## Start RECORDS FOR THE EXERCISE
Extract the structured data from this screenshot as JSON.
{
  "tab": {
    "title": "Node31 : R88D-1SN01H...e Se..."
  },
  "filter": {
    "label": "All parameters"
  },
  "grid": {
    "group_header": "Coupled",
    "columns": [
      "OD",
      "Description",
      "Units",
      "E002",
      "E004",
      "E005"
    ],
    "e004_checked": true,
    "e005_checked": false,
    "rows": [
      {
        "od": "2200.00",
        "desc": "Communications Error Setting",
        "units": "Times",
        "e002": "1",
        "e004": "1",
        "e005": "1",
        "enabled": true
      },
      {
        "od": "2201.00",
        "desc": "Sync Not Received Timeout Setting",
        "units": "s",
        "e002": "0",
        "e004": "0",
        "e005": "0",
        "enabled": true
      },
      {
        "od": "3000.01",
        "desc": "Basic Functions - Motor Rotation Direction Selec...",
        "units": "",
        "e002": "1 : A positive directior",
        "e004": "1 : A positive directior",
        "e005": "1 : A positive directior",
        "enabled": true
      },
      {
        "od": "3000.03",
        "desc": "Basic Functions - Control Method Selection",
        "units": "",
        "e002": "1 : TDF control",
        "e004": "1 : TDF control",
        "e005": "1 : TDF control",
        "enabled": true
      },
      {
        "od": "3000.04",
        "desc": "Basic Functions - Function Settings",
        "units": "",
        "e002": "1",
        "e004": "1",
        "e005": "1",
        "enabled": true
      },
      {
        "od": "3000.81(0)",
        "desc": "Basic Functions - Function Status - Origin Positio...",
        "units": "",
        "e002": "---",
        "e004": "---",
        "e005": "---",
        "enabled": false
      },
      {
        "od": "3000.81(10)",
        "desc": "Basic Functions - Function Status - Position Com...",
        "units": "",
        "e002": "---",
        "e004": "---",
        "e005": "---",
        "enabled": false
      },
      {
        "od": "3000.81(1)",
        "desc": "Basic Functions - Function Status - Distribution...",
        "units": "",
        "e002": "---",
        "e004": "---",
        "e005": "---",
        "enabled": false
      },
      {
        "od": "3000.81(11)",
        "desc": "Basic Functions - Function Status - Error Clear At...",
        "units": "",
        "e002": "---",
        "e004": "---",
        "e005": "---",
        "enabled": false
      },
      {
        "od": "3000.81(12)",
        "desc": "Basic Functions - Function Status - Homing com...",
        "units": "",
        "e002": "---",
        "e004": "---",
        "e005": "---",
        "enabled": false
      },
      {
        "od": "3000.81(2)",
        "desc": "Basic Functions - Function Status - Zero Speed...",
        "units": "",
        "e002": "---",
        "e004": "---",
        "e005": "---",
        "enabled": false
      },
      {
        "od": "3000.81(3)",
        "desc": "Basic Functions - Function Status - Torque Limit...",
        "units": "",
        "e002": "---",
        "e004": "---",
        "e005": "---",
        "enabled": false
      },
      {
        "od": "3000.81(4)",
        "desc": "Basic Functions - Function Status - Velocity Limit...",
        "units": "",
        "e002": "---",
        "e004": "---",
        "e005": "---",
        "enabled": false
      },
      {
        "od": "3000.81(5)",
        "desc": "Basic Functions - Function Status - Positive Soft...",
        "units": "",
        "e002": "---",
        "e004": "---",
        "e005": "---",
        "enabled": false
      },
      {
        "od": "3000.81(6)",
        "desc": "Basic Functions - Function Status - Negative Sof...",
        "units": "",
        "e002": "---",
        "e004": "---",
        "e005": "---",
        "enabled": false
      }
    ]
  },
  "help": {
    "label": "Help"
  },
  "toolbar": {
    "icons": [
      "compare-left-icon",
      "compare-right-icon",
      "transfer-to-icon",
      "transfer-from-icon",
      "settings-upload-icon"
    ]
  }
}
## End RECORDS FOR THE EXERCISE
PROBLEM DETAILS —
For each line above that contains the word "from", copy that line.

SOLUTION BELOW —
Extract the structured data from this screenshot as JSON.
      "transfer-from-icon",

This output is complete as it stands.